▶ **Exercise objective**:
In the listing below, pick out lines with "data".

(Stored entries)
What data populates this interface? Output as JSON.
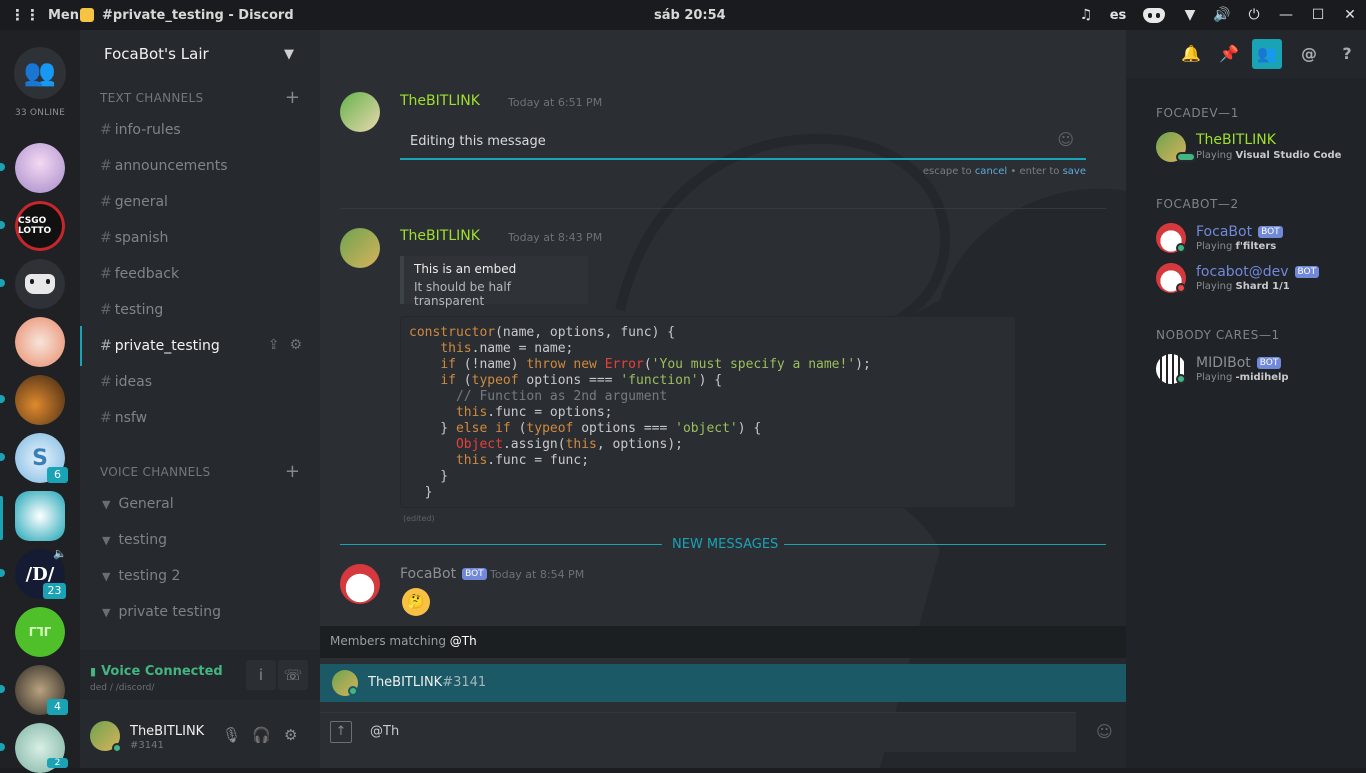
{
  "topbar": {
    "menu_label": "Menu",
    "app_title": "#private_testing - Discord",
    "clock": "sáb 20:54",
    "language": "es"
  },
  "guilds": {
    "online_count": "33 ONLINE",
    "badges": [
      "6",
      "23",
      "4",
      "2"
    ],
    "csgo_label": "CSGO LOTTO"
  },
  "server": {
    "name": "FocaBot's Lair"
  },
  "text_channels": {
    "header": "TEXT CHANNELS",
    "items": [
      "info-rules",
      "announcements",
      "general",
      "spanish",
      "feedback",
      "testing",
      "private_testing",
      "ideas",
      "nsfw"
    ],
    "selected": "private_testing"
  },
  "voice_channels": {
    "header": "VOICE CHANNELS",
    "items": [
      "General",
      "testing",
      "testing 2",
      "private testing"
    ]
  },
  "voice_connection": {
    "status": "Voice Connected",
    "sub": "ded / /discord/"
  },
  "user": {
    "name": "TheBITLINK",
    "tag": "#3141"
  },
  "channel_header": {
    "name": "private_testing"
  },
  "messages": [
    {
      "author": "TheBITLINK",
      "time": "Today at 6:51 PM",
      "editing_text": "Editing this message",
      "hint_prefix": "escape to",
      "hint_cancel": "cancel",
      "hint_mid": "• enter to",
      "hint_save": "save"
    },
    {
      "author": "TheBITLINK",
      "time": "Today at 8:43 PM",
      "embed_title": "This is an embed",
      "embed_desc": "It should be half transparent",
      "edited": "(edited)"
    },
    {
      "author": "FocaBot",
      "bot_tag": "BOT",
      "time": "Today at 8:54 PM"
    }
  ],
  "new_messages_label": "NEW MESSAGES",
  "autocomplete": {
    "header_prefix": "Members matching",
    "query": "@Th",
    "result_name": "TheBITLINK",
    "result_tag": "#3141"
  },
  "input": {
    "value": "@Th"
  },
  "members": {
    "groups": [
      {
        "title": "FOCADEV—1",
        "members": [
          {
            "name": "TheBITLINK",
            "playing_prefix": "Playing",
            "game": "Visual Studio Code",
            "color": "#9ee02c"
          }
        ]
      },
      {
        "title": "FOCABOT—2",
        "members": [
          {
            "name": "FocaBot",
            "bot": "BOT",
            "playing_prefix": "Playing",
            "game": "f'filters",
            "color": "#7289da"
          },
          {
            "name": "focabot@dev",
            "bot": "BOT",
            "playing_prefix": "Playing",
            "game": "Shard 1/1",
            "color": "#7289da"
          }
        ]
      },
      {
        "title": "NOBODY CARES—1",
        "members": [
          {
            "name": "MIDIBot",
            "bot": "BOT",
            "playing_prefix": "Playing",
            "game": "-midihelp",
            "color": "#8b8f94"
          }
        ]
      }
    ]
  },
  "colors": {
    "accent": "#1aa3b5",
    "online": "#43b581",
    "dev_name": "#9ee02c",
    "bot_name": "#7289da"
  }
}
...
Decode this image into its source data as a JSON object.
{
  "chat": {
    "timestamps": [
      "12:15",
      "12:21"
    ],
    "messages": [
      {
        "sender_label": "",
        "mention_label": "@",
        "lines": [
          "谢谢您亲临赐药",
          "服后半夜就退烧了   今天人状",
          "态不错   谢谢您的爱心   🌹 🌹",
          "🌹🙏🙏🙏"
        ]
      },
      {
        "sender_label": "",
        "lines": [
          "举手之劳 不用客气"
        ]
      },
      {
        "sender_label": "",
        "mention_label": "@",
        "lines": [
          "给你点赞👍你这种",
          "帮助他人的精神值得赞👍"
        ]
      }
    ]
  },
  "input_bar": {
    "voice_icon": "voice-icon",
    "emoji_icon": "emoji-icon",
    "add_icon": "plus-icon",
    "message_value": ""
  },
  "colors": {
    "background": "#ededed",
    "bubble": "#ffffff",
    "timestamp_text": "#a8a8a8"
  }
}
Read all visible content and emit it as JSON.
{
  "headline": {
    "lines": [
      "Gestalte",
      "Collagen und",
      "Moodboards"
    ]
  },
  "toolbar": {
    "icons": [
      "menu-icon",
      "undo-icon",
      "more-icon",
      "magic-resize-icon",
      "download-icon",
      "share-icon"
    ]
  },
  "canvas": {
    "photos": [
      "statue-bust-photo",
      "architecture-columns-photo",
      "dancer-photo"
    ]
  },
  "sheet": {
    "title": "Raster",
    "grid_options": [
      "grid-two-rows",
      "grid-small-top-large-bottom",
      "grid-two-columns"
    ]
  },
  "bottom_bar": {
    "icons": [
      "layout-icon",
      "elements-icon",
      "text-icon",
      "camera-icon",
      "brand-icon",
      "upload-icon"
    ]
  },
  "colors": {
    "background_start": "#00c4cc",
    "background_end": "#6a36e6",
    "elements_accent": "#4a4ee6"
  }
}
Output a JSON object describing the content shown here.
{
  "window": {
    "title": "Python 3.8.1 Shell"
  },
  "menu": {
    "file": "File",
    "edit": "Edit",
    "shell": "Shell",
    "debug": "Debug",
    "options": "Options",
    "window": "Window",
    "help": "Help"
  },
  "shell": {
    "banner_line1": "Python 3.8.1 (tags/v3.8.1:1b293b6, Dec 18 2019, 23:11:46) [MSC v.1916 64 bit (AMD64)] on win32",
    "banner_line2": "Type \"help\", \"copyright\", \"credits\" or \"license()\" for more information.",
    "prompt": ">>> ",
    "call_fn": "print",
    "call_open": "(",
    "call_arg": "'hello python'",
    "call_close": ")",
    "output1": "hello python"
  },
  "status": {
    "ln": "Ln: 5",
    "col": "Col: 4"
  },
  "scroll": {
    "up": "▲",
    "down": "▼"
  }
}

▶ **Final result**:
What data populates this interface? Output as JSON.
Decode this image into its source data as a JSON object.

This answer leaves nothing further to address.